■ Pekerjaan yang Diminta
Ubah paragraf yang diawali "Secara konsep, pemilu serentak" dalam artikel tentang pemilu serentak di bawah menjadi daftar poin singkat yang tetap memuat fakta utamanya.

■ Teks Terpilih

==============================

• Post author:
  • Post published:February 3, 2014
  • Post category:Artikel
  • Reading time:4 mins read

Oleh:

Didik Supriyanto

Ketua Perkumpulan untuk Pemilu dan Demokrasi (Perludem)

Mahkamah Konstitusi akhirnya membuat keputusan bersejarah. Mulai Pemilu 2019, penyelenggaraan pemilu legislatif dan pemilu presiden akan dilaksanakan serentak. Namun, sejauh ini masih ada kesalahpahaman terkait konsep pelaksanaan pemilu serentak tersebut.

Secara konsep, pemilu serentak merupakan penggabungan pemilu legislatif dan pemilu eksekutif dalam satu hari-H pemilihan (Lijphart: 1992, Linz and Valenzuela: 1994, Payne: 2002, Cheibub: 2007). Jadi, kalau pemilu legislatif saja, atau pemilu eksekutif saja, lalu digabungkan pelaksanaannya, tidak tepat disebut pemilu serentak. Itu sebabnya, pemilu DPR, DPD, DPRD provinsi dan DPRD kabupaten/kota, atau pemilu legislatif tidak disebut pemilu serentak. Rencana penggabungan pilkada dalam satu hari-H pemilihan tentunya juga tak tepat disebut pemilu serentak.

Konsep pemilu serentak hanya dikenal di negara-negara pengguna sistem presidensial. Sebab, di sini anggota legislatif dan pejabat eksekutif sama-sama dipilih melalui pemilu. Berbeda dengan penganut sistem parlementer, di mana hanya dibutuhkan satu pemilu parlemen, selanjutnya parlemen mengangkat perdana menteri dan kabinet.

==============================

■ Catatan yang Diberikan
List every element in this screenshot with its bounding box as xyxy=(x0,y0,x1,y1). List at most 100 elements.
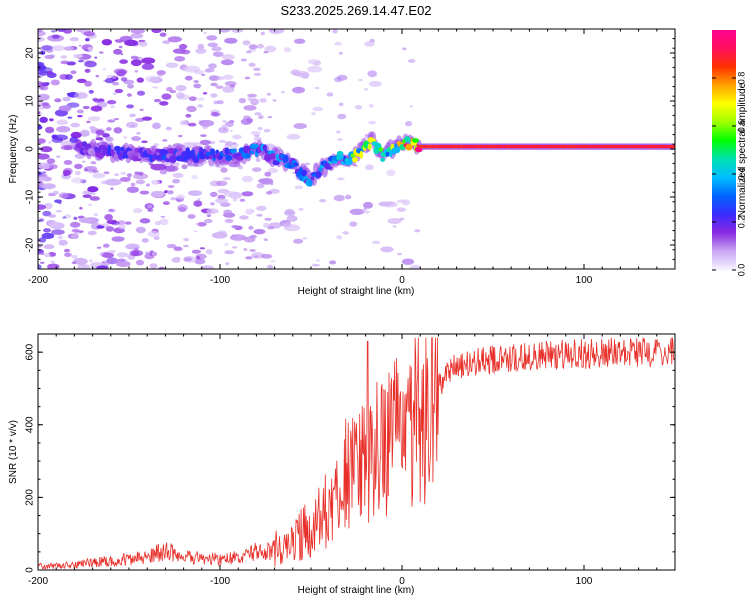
ridge-blob xyxy=(209,154,213,160)
noise-blob xyxy=(74,163,83,169)
ridge-blob xyxy=(113,153,119,161)
noise-blob xyxy=(157,74,163,77)
noise-blob xyxy=(243,115,251,120)
noise-blob xyxy=(224,37,238,44)
noise-blob xyxy=(358,78,363,82)
ridge-blob xyxy=(110,149,115,155)
colorbar-step xyxy=(712,254,736,257)
snr-series-line xyxy=(38,337,675,570)
noise-blob xyxy=(250,131,261,135)
colorbar-tick-label: 0.2 xyxy=(736,216,746,229)
noise-blob xyxy=(130,29,145,34)
noise-blob xyxy=(212,51,224,57)
noise-blob xyxy=(130,59,142,67)
noise-blob xyxy=(151,251,158,257)
colorbar-step xyxy=(712,62,736,65)
colorbar-step xyxy=(712,146,736,149)
noise-blob xyxy=(150,190,165,198)
noise-blob xyxy=(267,116,272,119)
noise-blob xyxy=(130,33,144,39)
ridge-blob xyxy=(134,147,140,153)
noise-blob xyxy=(159,32,167,37)
noise-blob xyxy=(131,136,142,142)
noise-blob xyxy=(38,264,42,269)
noise-blob xyxy=(256,205,267,212)
noise-blob xyxy=(183,237,190,242)
noise-blob xyxy=(229,234,247,241)
noise-blob xyxy=(89,259,93,263)
noise-blob xyxy=(242,40,251,46)
noise-blob xyxy=(191,249,202,254)
noise-blob xyxy=(204,69,212,73)
noise-blob xyxy=(396,199,405,203)
noise-blob xyxy=(90,105,103,112)
noise-blob xyxy=(162,139,168,142)
noise-blob xyxy=(194,223,200,225)
colorbar-step xyxy=(712,180,736,183)
spectrogram-x-label: Height of straight line (km) xyxy=(298,286,415,297)
colorbar-step xyxy=(712,80,736,83)
noise-blob xyxy=(42,183,56,190)
noise-blob xyxy=(238,97,246,104)
noise-blob xyxy=(218,126,229,134)
colorbar-step xyxy=(712,48,736,51)
noise-blob xyxy=(52,190,59,195)
noise-blob xyxy=(38,125,43,130)
colorbar-tick-label: 0.8 xyxy=(736,72,746,85)
colorbar-step xyxy=(712,140,736,143)
noise-blob xyxy=(132,173,149,180)
colorbar-step xyxy=(712,260,736,263)
noise-blob xyxy=(264,171,272,177)
noise-blob xyxy=(38,237,47,243)
noise-blob xyxy=(178,134,183,138)
colorbar-step xyxy=(712,142,736,145)
colorbar-step xyxy=(712,178,736,181)
colorbar-step xyxy=(712,184,736,187)
noise-blob xyxy=(173,246,183,252)
noise-blob xyxy=(123,136,128,139)
noise-blob xyxy=(43,228,51,233)
colorbar-step xyxy=(712,158,736,161)
noise-blob xyxy=(160,215,166,218)
noise-blob xyxy=(193,83,202,89)
noise-blob xyxy=(286,133,301,140)
noise-blob xyxy=(135,179,146,185)
noise-blob xyxy=(54,199,62,203)
noise-blob xyxy=(283,222,292,228)
noise-blob xyxy=(263,129,271,133)
x-tick-label: -100 xyxy=(210,275,230,286)
noise-blob xyxy=(62,169,71,176)
noise-blob xyxy=(40,251,45,256)
noise-blob xyxy=(145,75,159,83)
noise-blob xyxy=(253,229,266,235)
x-tick-label: 100 xyxy=(576,275,593,286)
noise-blob xyxy=(241,175,254,183)
noise-blob xyxy=(257,127,263,131)
noise-blob xyxy=(239,198,246,202)
colorbar-step xyxy=(712,224,736,227)
colorbar-step xyxy=(712,112,736,115)
noise-blob xyxy=(371,240,381,244)
noise-blob xyxy=(71,177,84,184)
noise-blob xyxy=(104,78,115,84)
noise-blob xyxy=(221,54,235,60)
noise-blob xyxy=(314,86,320,90)
colorbar-step xyxy=(712,196,736,199)
noise-blob xyxy=(338,51,343,55)
noise-blob xyxy=(104,178,122,186)
noise-blob xyxy=(272,99,277,102)
noise-blob xyxy=(107,119,116,123)
noise-blob xyxy=(90,192,96,195)
noise-blob xyxy=(230,130,233,132)
noise-blob xyxy=(76,29,84,33)
noise-blob xyxy=(78,131,90,137)
ridge-blob xyxy=(367,143,372,151)
noise-blob xyxy=(60,145,73,151)
noise-blob xyxy=(345,194,352,200)
noise-blob xyxy=(199,139,211,146)
colorbar-step xyxy=(712,82,736,85)
ridge-blob xyxy=(346,158,354,164)
colorbar-step xyxy=(712,92,736,95)
noise-blob xyxy=(255,158,261,162)
noise-blob xyxy=(154,221,161,226)
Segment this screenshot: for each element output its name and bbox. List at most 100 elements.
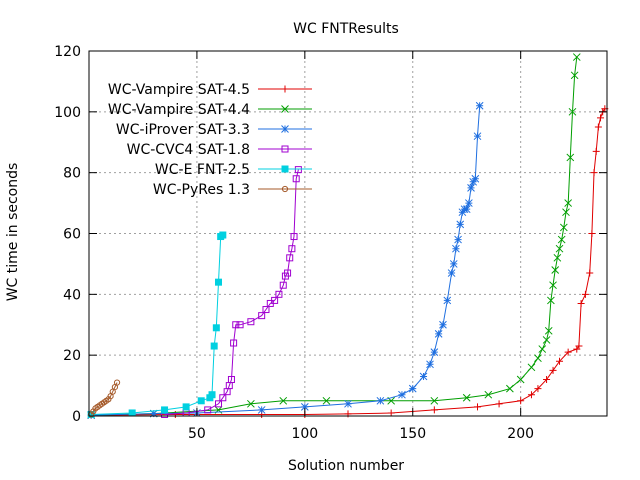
data-point <box>564 348 572 356</box>
data-point <box>208 391 216 399</box>
series <box>87 53 581 419</box>
data-point <box>447 269 456 277</box>
data-point <box>549 281 557 290</box>
data-point <box>204 406 212 414</box>
data-point <box>449 260 458 268</box>
x-tick-label: 100 <box>291 426 318 442</box>
x-axis-label: Solution number <box>288 458 404 474</box>
data-point <box>467 184 475 192</box>
data-point <box>547 296 555 305</box>
data-point <box>257 406 266 414</box>
data-point <box>471 174 480 183</box>
data-point <box>465 199 473 207</box>
data-point <box>551 266 560 274</box>
data-point <box>113 379 121 386</box>
data-point <box>286 254 294 262</box>
data-point <box>564 199 573 207</box>
data-point <box>557 235 566 244</box>
data-point <box>538 345 547 353</box>
data-point <box>247 399 255 408</box>
data-point <box>568 107 577 116</box>
data-point <box>473 132 482 141</box>
legend: WC-Vampire SAT-4.5 WC-Vampire SAT-4.4 WC-i… <box>108 82 312 198</box>
data-point <box>543 376 551 383</box>
series <box>87 231 227 418</box>
data-point <box>149 409 158 418</box>
data-point <box>284 269 292 277</box>
y-tick-label: 40 <box>63 287 81 303</box>
series-layer <box>87 53 609 419</box>
data-point <box>279 396 288 405</box>
series-line <box>164 169 299 415</box>
data-point <box>344 399 352 408</box>
data-point <box>495 400 503 408</box>
data-point <box>527 391 535 399</box>
data-point <box>219 231 227 239</box>
data-point <box>458 208 467 217</box>
data-point <box>559 223 568 232</box>
legend-item: WC-Vampire SAT-4.4 <box>108 102 312 118</box>
series <box>87 101 484 419</box>
data-point <box>215 278 222 286</box>
data-point <box>562 208 570 217</box>
legend-item: WC-E FNT-2.5 <box>155 162 312 178</box>
data-point <box>594 123 602 131</box>
data-point <box>281 185 289 193</box>
legend-label: WC-PyRes 1.3 <box>153 182 250 198</box>
legend-label: WC-iProver SAT-3.3 <box>116 122 250 138</box>
data-point <box>87 410 95 418</box>
legend-label: WC-Vampire SAT-4.5 <box>108 82 250 98</box>
data-point <box>592 147 600 155</box>
series <box>161 166 302 418</box>
data-point <box>581 290 589 298</box>
data-point <box>398 390 406 399</box>
data-point <box>128 409 136 417</box>
data-point <box>462 393 471 402</box>
y-axis-label: WC time in seconds <box>5 163 21 302</box>
data-point <box>258 312 266 320</box>
data-point <box>439 320 447 329</box>
legend-item: WC-PyRes 1.3 <box>153 182 312 198</box>
data-point <box>430 348 439 356</box>
data-point <box>517 397 525 405</box>
data-point <box>456 220 465 229</box>
x-tick-label: 150 <box>399 426 426 442</box>
series-line <box>91 57 578 416</box>
data-point <box>210 342 218 350</box>
legend-label: WC-CVC4 SAT-1.8 <box>127 142 250 158</box>
data-point <box>281 165 289 173</box>
data-point <box>230 339 238 347</box>
series-line <box>91 108 606 416</box>
data-point <box>549 366 557 374</box>
data-point <box>322 396 331 405</box>
data-point <box>590 169 598 177</box>
data-point <box>197 397 205 405</box>
data-point <box>555 244 564 253</box>
data-point <box>454 235 462 244</box>
y-tick-label: 100 <box>54 105 81 121</box>
data-point <box>279 281 287 289</box>
legend-item: WC-CVC4 SAT-1.8 <box>127 142 312 158</box>
data-point <box>475 101 484 110</box>
y-tick-label: 80 <box>63 166 81 182</box>
data-point <box>597 114 605 122</box>
data-point <box>527 363 536 372</box>
data-point <box>215 400 222 408</box>
data-point <box>544 326 553 335</box>
data-point <box>281 85 289 93</box>
x-tick-label: 50 <box>188 426 206 442</box>
data-point <box>426 360 434 369</box>
chart-title: WC FNTResults <box>293 21 399 37</box>
data-point <box>566 153 575 162</box>
data-point <box>232 321 240 329</box>
data-point <box>219 394 227 402</box>
data-point <box>443 296 452 305</box>
data-point <box>430 396 439 405</box>
legend-label: WC-E FNT-2.5 <box>155 162 250 178</box>
data-point <box>227 376 235 383</box>
data-point <box>387 409 395 417</box>
data-point <box>408 384 417 393</box>
data-point <box>577 299 585 307</box>
data-point <box>212 324 220 332</box>
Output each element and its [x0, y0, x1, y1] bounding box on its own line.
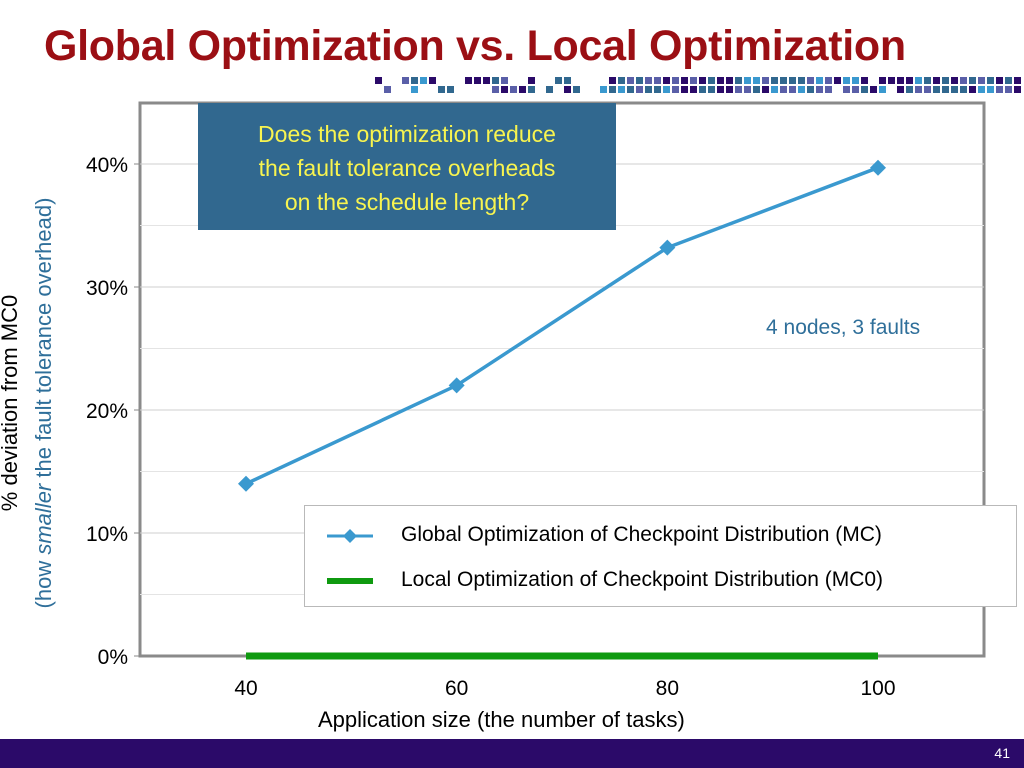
x-axis: 40 60 80 100: [234, 677, 895, 700]
y-axis: 0% 10% 20% 30% 40%: [86, 154, 140, 669]
series-line-mc: [245, 166, 879, 486]
y-axis-title-emphasis: smaller: [31, 483, 56, 555]
chart-legend: Global Optimization of Checkpoint Distri…: [304, 505, 1017, 607]
series-layer: [238, 159, 886, 660]
question-callout: Does the optimization reduce the fault t…: [198, 103, 616, 230]
x-tick-label: 100: [860, 677, 895, 700]
data-point-mc: [870, 159, 886, 176]
x-tick-label: 80: [656, 677, 679, 700]
legend-entry-mc: Global Optimization of Checkpoint Distri…: [305, 516, 1016, 556]
y-axis-title-prefix: (how: [31, 554, 56, 609]
footer-bar: 41: [0, 739, 1024, 768]
data-point-mc: [238, 475, 254, 492]
legend-swatch-mc: [327, 529, 373, 543]
slide-number: 41: [994, 745, 1010, 761]
y-tick-label: 40%: [86, 154, 128, 177]
legend-entry-mc0: Local Optimization of Checkpoint Distrib…: [305, 561, 1016, 601]
legend-swatch-mc0: [327, 578, 373, 584]
y-tick-label: 10%: [86, 523, 128, 546]
slide-title: Global Optimization vs. Local Optimizati…: [44, 22, 906, 70]
x-tick-label: 40: [234, 677, 257, 700]
y-axis-title-line-1: % deviation from MC0: [0, 294, 22, 511]
legend-label-mc: Global Optimization of Checkpoint Distri…: [401, 523, 882, 546]
chart-annotation: 4 nodes, 3 faults: [766, 316, 921, 339]
y-axis-title-line-2: (how smaller the fault tolerance overhea…: [31, 198, 57, 609]
callout-line-1: Does the optimization reduce: [258, 121, 556, 147]
data-point-mc: [659, 239, 676, 256]
data-point-mc: [448, 377, 465, 394]
y-tick-label: 30%: [86, 277, 128, 300]
y-tick-label: 0%: [98, 646, 128, 669]
x-tick-label: 60: [445, 677, 468, 700]
legend-label-mc0: Local Optimization of Checkpoint Distrib…: [401, 568, 884, 591]
x-axis-title: Application size (the number of tasks): [318, 707, 685, 732]
callout-line-2: the fault tolerance overheads: [258, 155, 556, 181]
y-tick-label: 20%: [86, 400, 128, 423]
y-axis-title-suffix: the fault tolerance overhead): [31, 197, 56, 484]
callout-line-3: on the schedule length?: [284, 189, 530, 215]
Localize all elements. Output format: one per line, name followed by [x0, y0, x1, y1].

==============================

■ Jawaban Tugas
- Secara konsep, pemilu serentak adalah penggabungan pemilu legislatif dan pemilu eksekutif dalam satu hari-H pemilihan (Lijphart: 1992, Linz and Valenzuela: 1994, Payne: 2002, Cheibub: 2007).
- Penggabungan pelaksanaan pemilu legislatif saja atau pemilu eksekutif saja tidak tepat disebut pemilu serentak.
- Karena itu, pemilu legislatif, yaitu pemilu DPR, DPD, DPRD provinsi dan DPRD kabupaten/kota, tidak disebut pemilu serentak.
- Rencana penggabungan pilkada dalam satu hari-H pemilihan juga tidak tepat disebut pemilu serentak.